-- begin Supplied material --

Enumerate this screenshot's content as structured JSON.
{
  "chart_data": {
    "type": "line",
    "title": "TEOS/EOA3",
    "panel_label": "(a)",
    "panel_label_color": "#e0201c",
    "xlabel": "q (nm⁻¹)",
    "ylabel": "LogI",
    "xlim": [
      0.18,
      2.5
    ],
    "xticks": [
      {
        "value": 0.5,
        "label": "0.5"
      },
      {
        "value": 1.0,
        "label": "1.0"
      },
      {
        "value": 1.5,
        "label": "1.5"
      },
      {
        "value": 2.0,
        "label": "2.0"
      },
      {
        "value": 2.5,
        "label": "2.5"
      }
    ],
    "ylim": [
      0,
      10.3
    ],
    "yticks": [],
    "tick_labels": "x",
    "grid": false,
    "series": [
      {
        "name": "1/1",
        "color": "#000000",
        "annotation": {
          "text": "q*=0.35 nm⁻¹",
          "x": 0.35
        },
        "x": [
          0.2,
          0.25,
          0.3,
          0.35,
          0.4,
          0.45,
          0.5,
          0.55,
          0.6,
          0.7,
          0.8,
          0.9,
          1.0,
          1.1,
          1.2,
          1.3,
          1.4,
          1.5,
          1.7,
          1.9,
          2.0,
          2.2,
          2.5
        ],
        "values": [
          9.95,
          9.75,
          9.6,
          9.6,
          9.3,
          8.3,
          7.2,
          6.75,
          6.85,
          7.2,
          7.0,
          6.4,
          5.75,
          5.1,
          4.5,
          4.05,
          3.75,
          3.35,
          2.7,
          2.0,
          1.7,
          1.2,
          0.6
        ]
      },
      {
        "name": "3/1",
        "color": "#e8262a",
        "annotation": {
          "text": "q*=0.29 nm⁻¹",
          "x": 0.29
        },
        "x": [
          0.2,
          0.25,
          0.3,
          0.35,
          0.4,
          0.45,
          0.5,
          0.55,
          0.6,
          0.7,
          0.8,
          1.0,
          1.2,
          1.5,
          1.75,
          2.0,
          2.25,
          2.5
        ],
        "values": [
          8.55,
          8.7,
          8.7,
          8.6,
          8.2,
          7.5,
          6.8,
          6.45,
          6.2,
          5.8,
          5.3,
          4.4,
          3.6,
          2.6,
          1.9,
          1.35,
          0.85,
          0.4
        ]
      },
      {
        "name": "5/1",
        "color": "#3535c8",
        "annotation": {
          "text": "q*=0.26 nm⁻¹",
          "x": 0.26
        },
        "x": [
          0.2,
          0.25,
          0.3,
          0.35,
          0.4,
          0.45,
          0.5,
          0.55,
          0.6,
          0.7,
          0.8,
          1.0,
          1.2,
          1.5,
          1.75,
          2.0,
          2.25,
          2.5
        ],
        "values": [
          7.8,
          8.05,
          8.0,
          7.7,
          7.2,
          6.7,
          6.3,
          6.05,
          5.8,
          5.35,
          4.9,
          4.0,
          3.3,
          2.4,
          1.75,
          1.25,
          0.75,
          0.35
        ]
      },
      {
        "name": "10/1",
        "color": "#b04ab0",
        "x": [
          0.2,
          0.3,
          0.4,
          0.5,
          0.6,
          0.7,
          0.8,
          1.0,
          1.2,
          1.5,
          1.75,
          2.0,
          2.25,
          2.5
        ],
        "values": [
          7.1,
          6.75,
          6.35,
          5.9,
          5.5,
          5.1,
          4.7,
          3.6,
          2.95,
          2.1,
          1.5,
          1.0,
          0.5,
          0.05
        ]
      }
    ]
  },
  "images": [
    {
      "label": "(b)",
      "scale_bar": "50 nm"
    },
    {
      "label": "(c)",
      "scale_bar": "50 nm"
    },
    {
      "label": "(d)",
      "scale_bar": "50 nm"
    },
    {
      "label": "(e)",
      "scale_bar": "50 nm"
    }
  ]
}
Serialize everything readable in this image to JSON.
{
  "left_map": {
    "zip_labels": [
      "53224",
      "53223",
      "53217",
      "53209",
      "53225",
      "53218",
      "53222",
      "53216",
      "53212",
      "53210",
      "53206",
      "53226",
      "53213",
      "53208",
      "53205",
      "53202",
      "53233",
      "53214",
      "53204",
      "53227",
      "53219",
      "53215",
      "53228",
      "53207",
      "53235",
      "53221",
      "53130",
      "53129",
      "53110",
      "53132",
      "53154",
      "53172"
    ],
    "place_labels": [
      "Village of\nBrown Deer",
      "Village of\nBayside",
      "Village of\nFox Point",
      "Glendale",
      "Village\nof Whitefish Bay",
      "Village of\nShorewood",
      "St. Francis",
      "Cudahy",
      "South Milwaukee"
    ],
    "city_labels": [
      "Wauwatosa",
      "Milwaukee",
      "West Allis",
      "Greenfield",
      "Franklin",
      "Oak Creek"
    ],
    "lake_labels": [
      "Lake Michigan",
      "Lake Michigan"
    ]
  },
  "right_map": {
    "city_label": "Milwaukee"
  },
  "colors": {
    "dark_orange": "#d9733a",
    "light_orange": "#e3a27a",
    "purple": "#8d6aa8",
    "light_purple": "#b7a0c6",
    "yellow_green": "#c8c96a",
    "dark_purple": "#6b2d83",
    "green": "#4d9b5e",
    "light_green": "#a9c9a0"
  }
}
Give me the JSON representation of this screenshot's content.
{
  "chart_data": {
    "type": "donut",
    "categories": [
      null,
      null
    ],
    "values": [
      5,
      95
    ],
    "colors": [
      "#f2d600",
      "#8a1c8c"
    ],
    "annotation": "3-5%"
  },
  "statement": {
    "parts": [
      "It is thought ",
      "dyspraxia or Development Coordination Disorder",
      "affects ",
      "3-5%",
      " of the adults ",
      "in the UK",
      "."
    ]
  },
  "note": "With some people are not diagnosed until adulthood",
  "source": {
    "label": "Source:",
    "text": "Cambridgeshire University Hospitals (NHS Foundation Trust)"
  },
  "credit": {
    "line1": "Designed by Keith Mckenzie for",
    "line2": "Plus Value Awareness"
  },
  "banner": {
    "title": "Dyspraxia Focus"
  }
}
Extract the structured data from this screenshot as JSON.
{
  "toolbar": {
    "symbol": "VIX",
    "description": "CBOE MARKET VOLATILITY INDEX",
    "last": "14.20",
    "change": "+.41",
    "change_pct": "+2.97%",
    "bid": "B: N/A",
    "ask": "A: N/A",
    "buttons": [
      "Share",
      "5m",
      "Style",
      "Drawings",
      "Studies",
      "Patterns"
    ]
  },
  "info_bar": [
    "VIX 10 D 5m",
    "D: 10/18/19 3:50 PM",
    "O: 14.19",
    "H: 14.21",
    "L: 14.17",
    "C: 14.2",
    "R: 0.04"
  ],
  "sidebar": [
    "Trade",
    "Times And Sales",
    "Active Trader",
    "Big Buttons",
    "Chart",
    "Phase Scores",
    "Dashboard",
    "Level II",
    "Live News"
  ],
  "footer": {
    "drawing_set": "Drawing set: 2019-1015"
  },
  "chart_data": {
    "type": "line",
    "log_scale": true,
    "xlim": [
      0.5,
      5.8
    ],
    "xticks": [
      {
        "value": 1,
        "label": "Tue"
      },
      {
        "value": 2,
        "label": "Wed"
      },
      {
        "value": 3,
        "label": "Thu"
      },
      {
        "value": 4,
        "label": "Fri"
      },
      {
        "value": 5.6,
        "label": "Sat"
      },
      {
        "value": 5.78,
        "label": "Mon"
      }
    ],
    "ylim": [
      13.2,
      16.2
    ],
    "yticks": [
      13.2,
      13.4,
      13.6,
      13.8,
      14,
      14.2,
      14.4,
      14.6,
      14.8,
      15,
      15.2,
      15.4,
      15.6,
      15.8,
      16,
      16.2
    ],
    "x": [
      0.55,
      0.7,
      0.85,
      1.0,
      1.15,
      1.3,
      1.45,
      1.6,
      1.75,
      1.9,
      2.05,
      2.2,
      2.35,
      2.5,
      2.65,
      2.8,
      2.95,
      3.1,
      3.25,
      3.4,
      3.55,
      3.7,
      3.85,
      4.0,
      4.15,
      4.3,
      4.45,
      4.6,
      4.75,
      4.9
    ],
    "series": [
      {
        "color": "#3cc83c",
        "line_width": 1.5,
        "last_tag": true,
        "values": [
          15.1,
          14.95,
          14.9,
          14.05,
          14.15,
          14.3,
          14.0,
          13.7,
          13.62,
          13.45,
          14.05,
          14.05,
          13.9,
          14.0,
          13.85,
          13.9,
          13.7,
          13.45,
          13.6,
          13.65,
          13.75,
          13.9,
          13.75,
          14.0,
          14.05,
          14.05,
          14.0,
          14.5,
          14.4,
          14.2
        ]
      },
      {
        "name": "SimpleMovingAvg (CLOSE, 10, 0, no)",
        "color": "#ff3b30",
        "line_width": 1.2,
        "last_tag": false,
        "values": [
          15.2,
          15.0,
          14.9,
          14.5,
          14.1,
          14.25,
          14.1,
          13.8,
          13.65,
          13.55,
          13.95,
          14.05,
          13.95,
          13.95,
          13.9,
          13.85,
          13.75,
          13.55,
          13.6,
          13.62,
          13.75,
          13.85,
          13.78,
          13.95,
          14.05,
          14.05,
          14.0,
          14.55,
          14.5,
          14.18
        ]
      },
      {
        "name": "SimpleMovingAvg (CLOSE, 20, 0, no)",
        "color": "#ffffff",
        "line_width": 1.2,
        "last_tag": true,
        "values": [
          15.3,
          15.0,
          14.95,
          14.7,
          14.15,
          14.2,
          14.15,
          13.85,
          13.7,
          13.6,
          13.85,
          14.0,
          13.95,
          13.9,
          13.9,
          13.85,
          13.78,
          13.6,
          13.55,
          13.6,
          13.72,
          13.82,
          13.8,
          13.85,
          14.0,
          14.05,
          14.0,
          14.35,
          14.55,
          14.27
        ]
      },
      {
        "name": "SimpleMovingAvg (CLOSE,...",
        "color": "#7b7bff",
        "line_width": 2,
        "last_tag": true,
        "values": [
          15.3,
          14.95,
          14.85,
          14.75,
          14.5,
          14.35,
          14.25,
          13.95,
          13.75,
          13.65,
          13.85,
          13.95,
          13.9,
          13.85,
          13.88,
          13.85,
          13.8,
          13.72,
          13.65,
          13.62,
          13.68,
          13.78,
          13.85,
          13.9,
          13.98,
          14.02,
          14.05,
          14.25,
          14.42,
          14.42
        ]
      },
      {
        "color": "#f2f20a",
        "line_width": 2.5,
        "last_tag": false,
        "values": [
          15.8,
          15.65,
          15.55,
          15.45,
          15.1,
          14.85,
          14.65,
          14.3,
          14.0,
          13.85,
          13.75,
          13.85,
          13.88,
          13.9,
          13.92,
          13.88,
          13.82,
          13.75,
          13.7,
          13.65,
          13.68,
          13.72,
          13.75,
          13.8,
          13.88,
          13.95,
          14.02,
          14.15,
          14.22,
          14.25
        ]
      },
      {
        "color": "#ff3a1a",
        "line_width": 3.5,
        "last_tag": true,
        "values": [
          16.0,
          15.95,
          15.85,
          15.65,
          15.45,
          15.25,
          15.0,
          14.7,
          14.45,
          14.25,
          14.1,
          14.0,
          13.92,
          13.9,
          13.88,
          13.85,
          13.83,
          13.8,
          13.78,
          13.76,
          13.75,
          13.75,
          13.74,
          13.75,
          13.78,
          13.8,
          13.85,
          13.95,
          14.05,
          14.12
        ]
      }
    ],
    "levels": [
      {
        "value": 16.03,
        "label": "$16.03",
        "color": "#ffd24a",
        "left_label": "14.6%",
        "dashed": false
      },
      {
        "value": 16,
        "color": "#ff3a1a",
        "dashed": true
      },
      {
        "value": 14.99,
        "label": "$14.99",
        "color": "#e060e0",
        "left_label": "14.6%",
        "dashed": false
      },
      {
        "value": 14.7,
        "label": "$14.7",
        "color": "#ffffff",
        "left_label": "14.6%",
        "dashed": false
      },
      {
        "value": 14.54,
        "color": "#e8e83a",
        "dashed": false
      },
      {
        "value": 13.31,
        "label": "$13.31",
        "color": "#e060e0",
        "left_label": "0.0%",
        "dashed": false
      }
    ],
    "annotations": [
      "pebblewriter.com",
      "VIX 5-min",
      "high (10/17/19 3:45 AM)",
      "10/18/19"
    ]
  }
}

-- end Supplied material --

# What this task involves:
Locate the string "CLOSE" in the listing above and copy every line where it occurs.

# Response to this task:
        "name": "SimpleMovingAvg (CLOSE, 10, 0, no)",
        "name": "SimpleMovingAvg (CLOSE, 20, 0, no)",
        "name": "SimpleMovingAvg (CLOSE,...",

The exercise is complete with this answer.